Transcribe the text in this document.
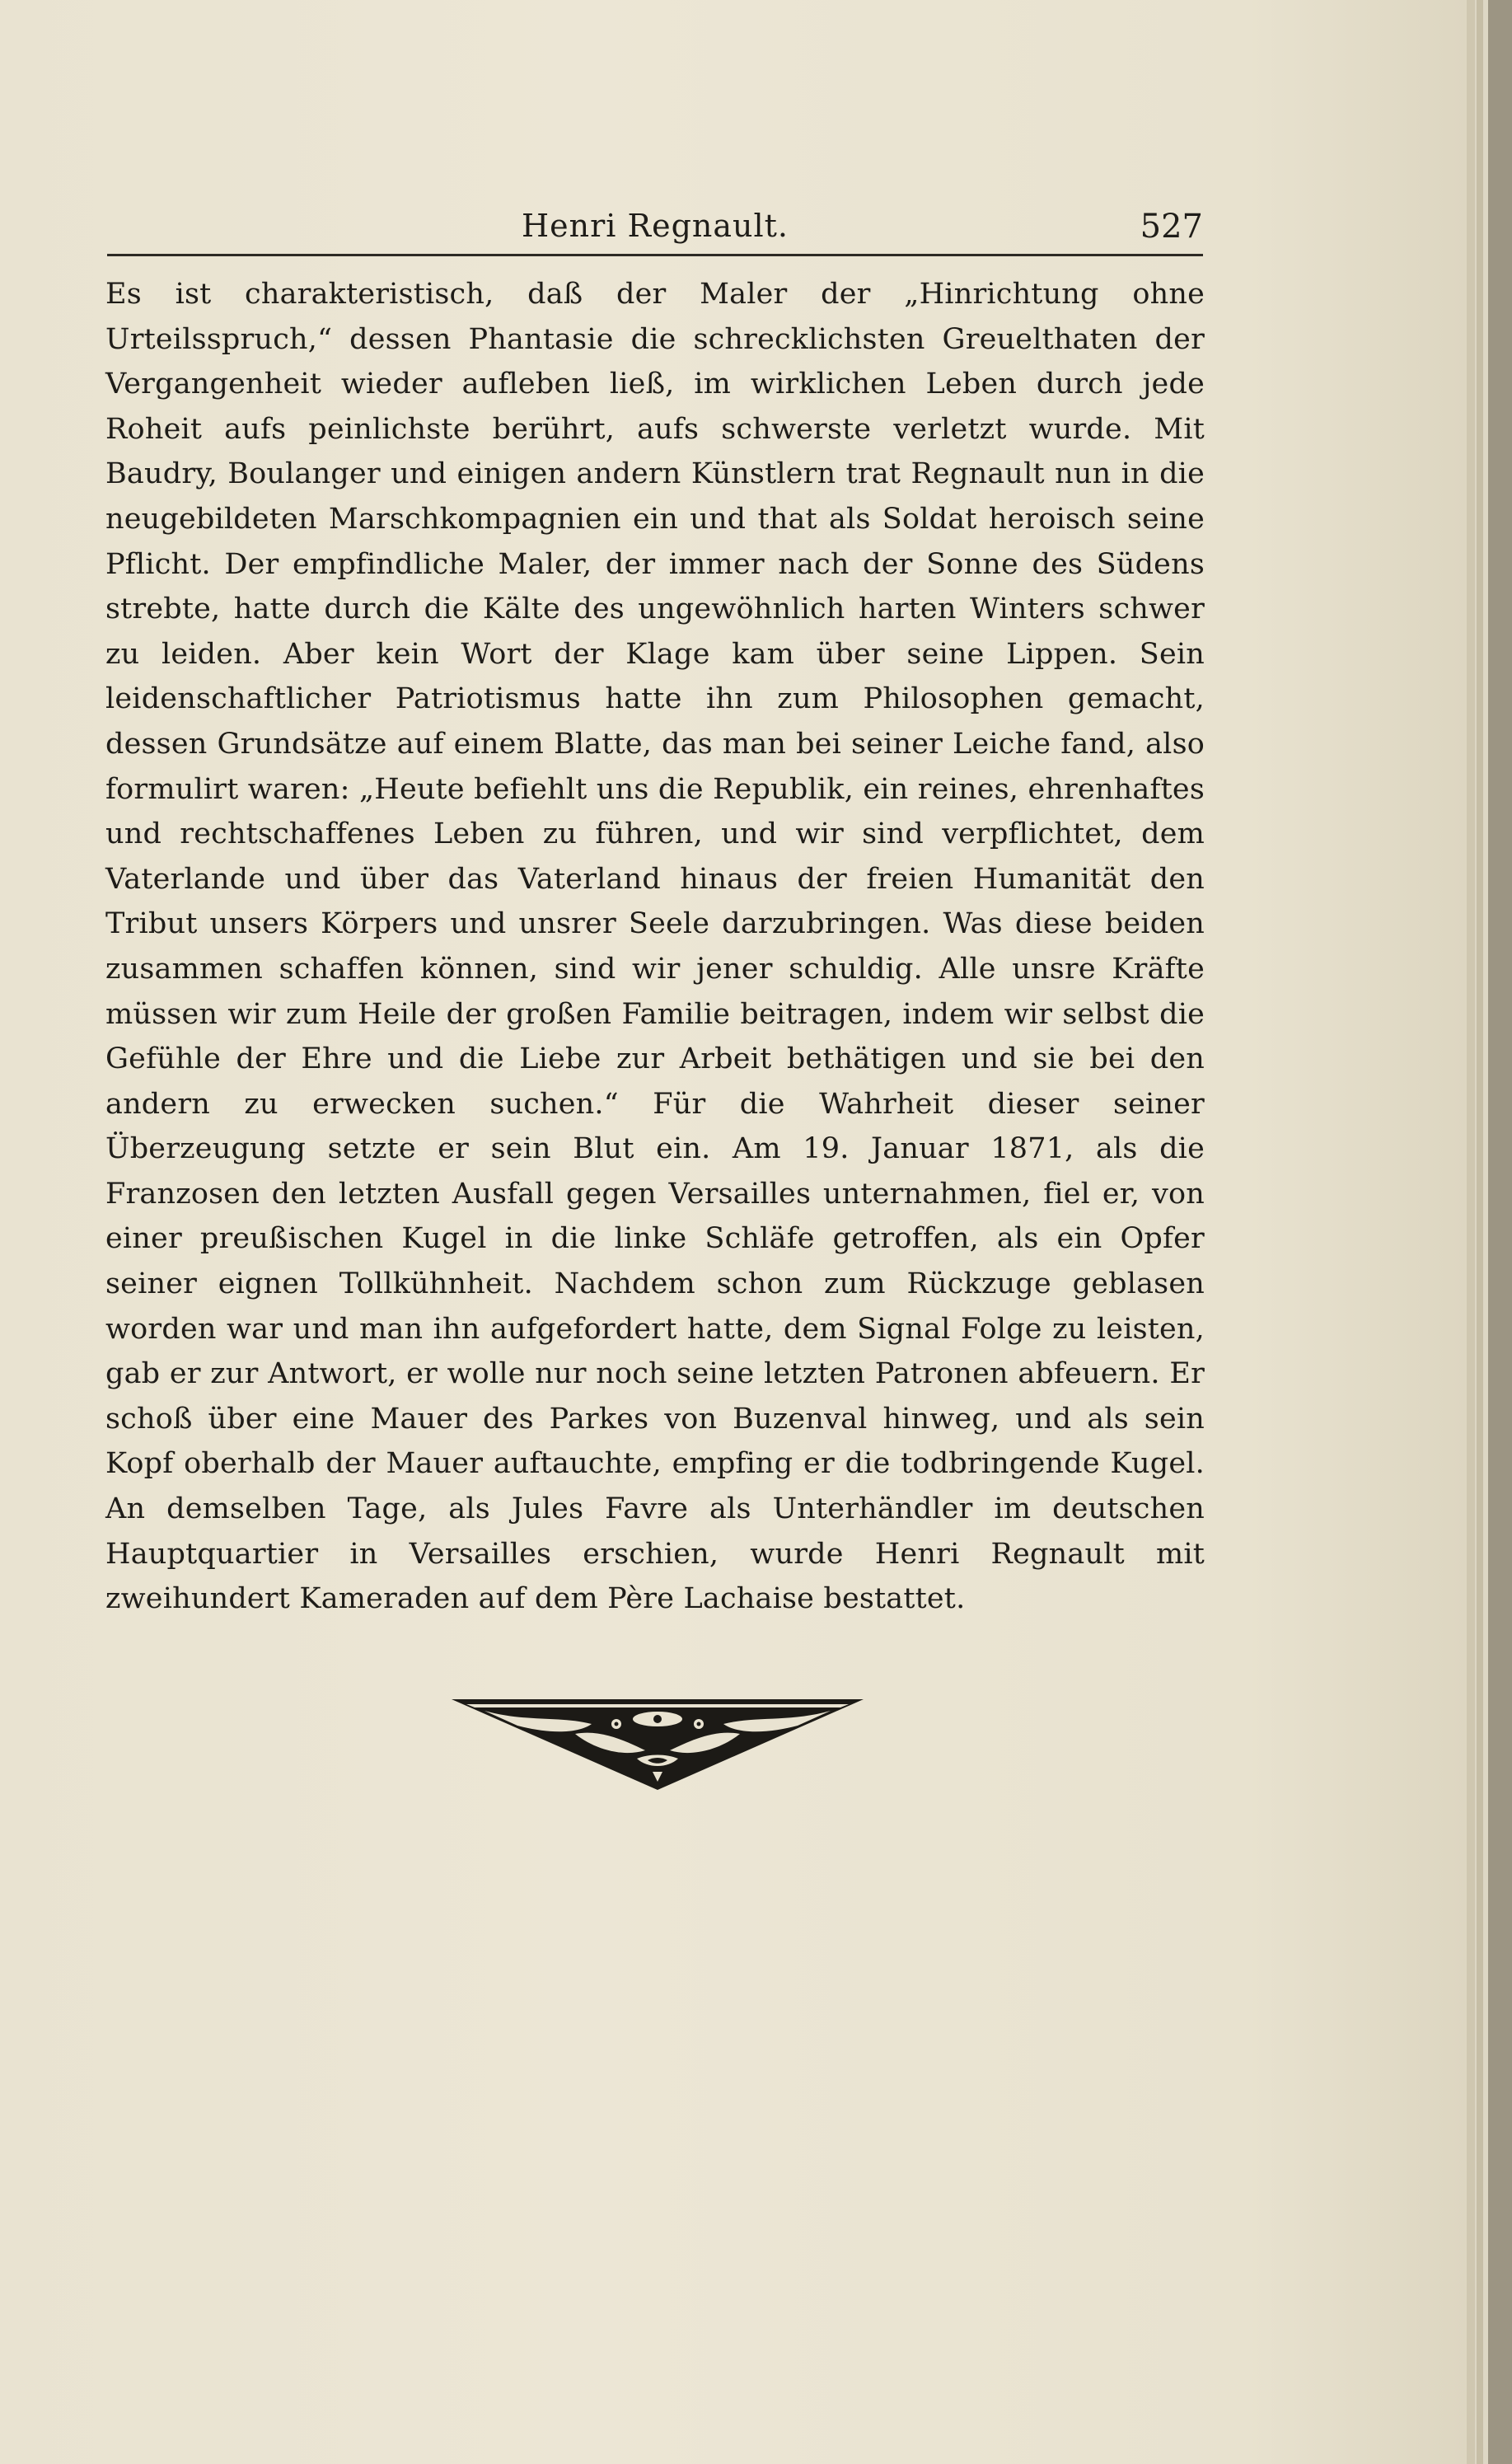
Henri Regnault.	527

Es ist charakteristisch, daß der Maler der „Hinrichtung ohne Urteilsspruch,“ dessen Phantasie die schrecklichsten Greuelthaten der Vergangenheit wieder aufleben ließ, im wirklichen Leben durch jede Roheit aufs peinlichste berührt, aufs schwerste verletzt wurde. Mit Baudry, Boulanger und einigen andern Künstlern trat Regnault nun in die neugebildeten Marschkompagnien ein und that als Soldat heroisch seine Pflicht. Der empfindliche Maler, der immer nach der Sonne des Südens strebte, hatte durch die Kälte des ungewöhnlich harten Winters schwer zu leiden. Aber kein Wort der Klage kam über seine Lippen. Sein leidenschaftlicher Patriotismus hatte ihn zum Philosophen gemacht, dessen Grundsätze auf einem Blatte, das man bei seiner Leiche fand, also formulirt waren: „Heute befiehlt uns die Republik, ein reines, ehrenhaftes und rechtschaffenes Leben zu führen, und wir sind verpflichtet, dem Vaterlande und über das Vaterland hinaus der freien Humanität den Tribut unsers Körpers und unsrer Seele darzubringen. Was diese beiden zusammen schaffen können, sind wir jener schuldig. Alle unsre Kräfte müssen wir zum Heile der großen Familie beitragen, indem wir selbst die Gefühle der Ehre und die Liebe zur Arbeit bethätigen und sie bei den andern zu erwecken suchen.“ Für die Wahrheit dieser seiner Überzeugung setzte er sein Blut ein. Am 19. Januar 1871, als die Franzosen den letzten Ausfall gegen Versailles unternahmen, fiel er, von einer preußischen Kugel in die linke Schläfe getroffen, als ein Opfer seiner eignen Tollkühnheit. Nachdem schon zum Rückzuge geblasen worden war und man ihn aufgefordert hatte, dem Signal Folge zu leisten, gab er zur Antwort, er wolle nur noch seine letzten Patronen abfeuern. Er schoß über eine Mauer des Parkes von Buzenval hinweg, und als sein Kopf oberhalb der Mauer auftauchte, empfing er die todbringende Kugel. An demselben Tage, als Jules Favre als Unterhändler im deutschen Hauptquartier in Versailles erschien, wurde Henri Regnault mit zweihundert Kameraden auf dem Père Lachaise bestattet.
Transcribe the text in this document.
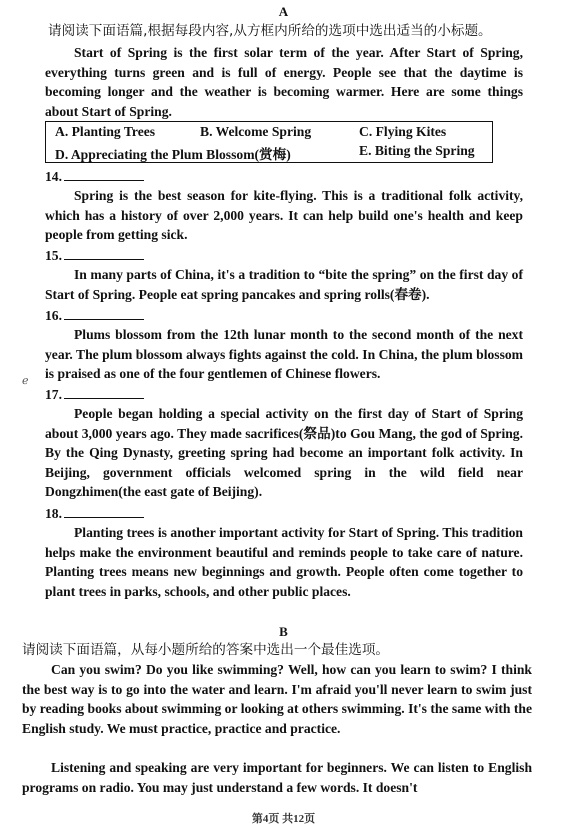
A
请阅读下面语篇,根据每段内容,从方框内所给的选项中选出适当的小标题。
Start of Spring is the first solar term of the year. After Start of Spring, everything turns green and is full of energy. People see that the daytime is becoming longer and the weather is becoming warmer. Here are some things about Start of Spring.
A. Planting Trees	B. Welcome Spring	C. Flying Kites
D. Appreciating the Plum Blossom(赏梅)	E. Biting the Spring
14.
Spring is the best season for kite-flying. This is a traditional folk activity, which has a history of over 2,000 years. It can help build one's health and keep people from getting sick.
15.
In many parts of China, it's a tradition to “bite the spring” on the first day of Start of Spring. People eat spring pancakes and spring rolls(春卷).
16.
Plums blossom from the 12th lunar month to the second month of the next year. The plum blossom always fights against the cold. In China, the plum blossom is praised as one of the four gentlemen of Chinese flowers.
ℯ
17.
People began holding a special activity on the first day of Start of Spring about 3,000 years ago. They made sacrifices(祭品)to Gou Mang, the god of Spring. By the Qing Dynasty, greeting spring had become an important folk activity. In Beijing, government officials welcomed spring in the wild field near Dongzhimen(the east gate of Beijing).
18.
Planting trees is another important activity for Start of Spring. This tradition helps make the environment beautiful and reminds people to take care of nature. Planting trees means new beginnings and growth. People often come together to plant trees in parks, schools, and other public places.
B
请阅读下面语篇，从每小题所给的答案中选出一个最佳选项。
Can you swim? Do you like swimming? Well, how can you learn to swim? I think the best way is to go into the water and learn. I'm afraid you'll never learn to swim just by reading books about swimming or looking at others swimming. It's the same with the English study. We must practice, practice and practice.
Listening and speaking are very important for beginners. We can listen to English programs on radio. You may just understand a few words. It doesn't
第4页 共12页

··········

### Required task
Give back the entries verbatim. Do not include any picture.

### Task answer
Transcribe the text in this document.
Henri Regnault.	527

Es ist charakteristisch, daß der Maler der „Hinrichtung ohne Urteilsspruch,“ dessen Phantasie die schrecklichsten Greuelthaten der Vergangenheit wieder aufleben ließ, im wirklichen Leben durch jede Roheit aufs peinlichste berührt, aufs schwerste verletzt wurde. Mit Baudry, Boulanger und einigen andern Künstlern trat Regnault nun in die neugebildeten Marschkompagnien ein und that als Soldat heroisch seine Pflicht. Der empfindliche Maler, der immer nach der Sonne des Südens strebte, hatte durch die Kälte des ungewöhnlich harten Winters schwer zu leiden. Aber kein Wort der Klage kam über seine Lippen. Sein leidenschaftlicher Patriotismus hatte ihn zum Philosophen gemacht, dessen Grundsätze auf einem Blatte, das man bei seiner Leiche fand, also formulirt waren: „Heute befiehlt uns die Republik, ein reines, ehrenhaftes und rechtschaffenes Leben zu führen, und wir sind verpflichtet, dem Vaterlande und über das Vaterland hinaus der freien Humanität den Tribut unsers Körpers und unsrer Seele darzubringen. Was diese beiden zusammen schaffen können, sind wir jener schuldig. Alle unsre Kräfte müssen wir zum Heile der großen Familie beitragen, indem wir selbst die Gefühle der Ehre und die Liebe zur Arbeit bethätigen und sie bei den andern zu erwecken suchen.“ Für die Wahrheit dieser seiner Überzeugung setzte er sein Blut ein. Am 19. Januar 1871, als die Franzosen den letzten Ausfall gegen Versailles unternahmen, fiel er, von einer preußischen Kugel in die linke Schläfe getroffen, als ein Opfer seiner eignen Tollkühnheit. Nachdem schon zum Rückzuge geblasen worden war und man ihn aufgefordert hatte, dem Signal Folge zu leisten, gab er zur Antwort, er wolle nur noch seine letzten Patronen abfeuern. Er schoß über eine Mauer des Parkes von Buzenval hinweg, und als sein Kopf oberhalb der Mauer auftauchte, empfing er die todbringende Kugel. An demselben Tage, als Jules Favre als Unterhändler im deutschen Hauptquartier in Versailles erschien, wurde Henri Regnault mit zweihundert Kameraden auf dem Père Lachaise bestattet.
Transcribe the text in this document.
A
请阅读下面语篇,根据每段内容,从方框内所给的选项中选出适当的小标题。
Start of Spring is the first solar term of the year. After Start of Spring, everything turns green and is full of energy. People see that the daytime is becoming longer and the weather is becoming warmer. Here are some things about Start of Spring.
A. Planting Trees	B. Welcome Spring	C. Flying Kites
D. Appreciating the Plum Blossom(赏梅)	E. Biting the Spring
14.
Spring is the best season for kite-flying. This is a traditional folk activity, which has a history of over 2,000 years. It can help build one's health and keep people from getting sick.
15.
In many parts of China, it's a tradition to “bite the spring” on the first day of Start of Spring. People eat spring pancakes and spring rolls(春卷).
16.
Plums blossom from the 12th lunar month to the second month of the next year. The plum blossom always fights against the cold. In China, the plum blossom is praised as one of the four gentlemen of Chinese flowers.
ℯ
17.
People began holding a special activity on the first day of Start of Spring about 3,000 years ago. They made sacrifices(祭品)to Gou Mang, the god of Spring. By the Qing Dynasty, greeting spring had become an important folk activity. In Beijing, government officials welcomed spring in the wild field near Dongzhimen(the east gate of Beijing).
18.
Planting trees is another important activity for Start of Spring. This tradition helps make the environment beautiful and reminds people to take care of nature. Planting trees means new beginnings and growth. People often come together to plant trees in parks, schools, and other public places.
B
请阅读下面语篇，从每小题所给的答案中选出一个最佳选项。
Can you swim? Do you like swimming? Well, how can you learn to swim? I think the best way is to go into the water and learn. I'm afraid you'll never learn to swim just by reading books about swimming or looking at others swimming. It's the same with the English study. We must practice, practice and practice.
Listening and speaking are very important for beginners. We can listen to English programs on radio. You may just understand a few words. It doesn't
第4页 共12页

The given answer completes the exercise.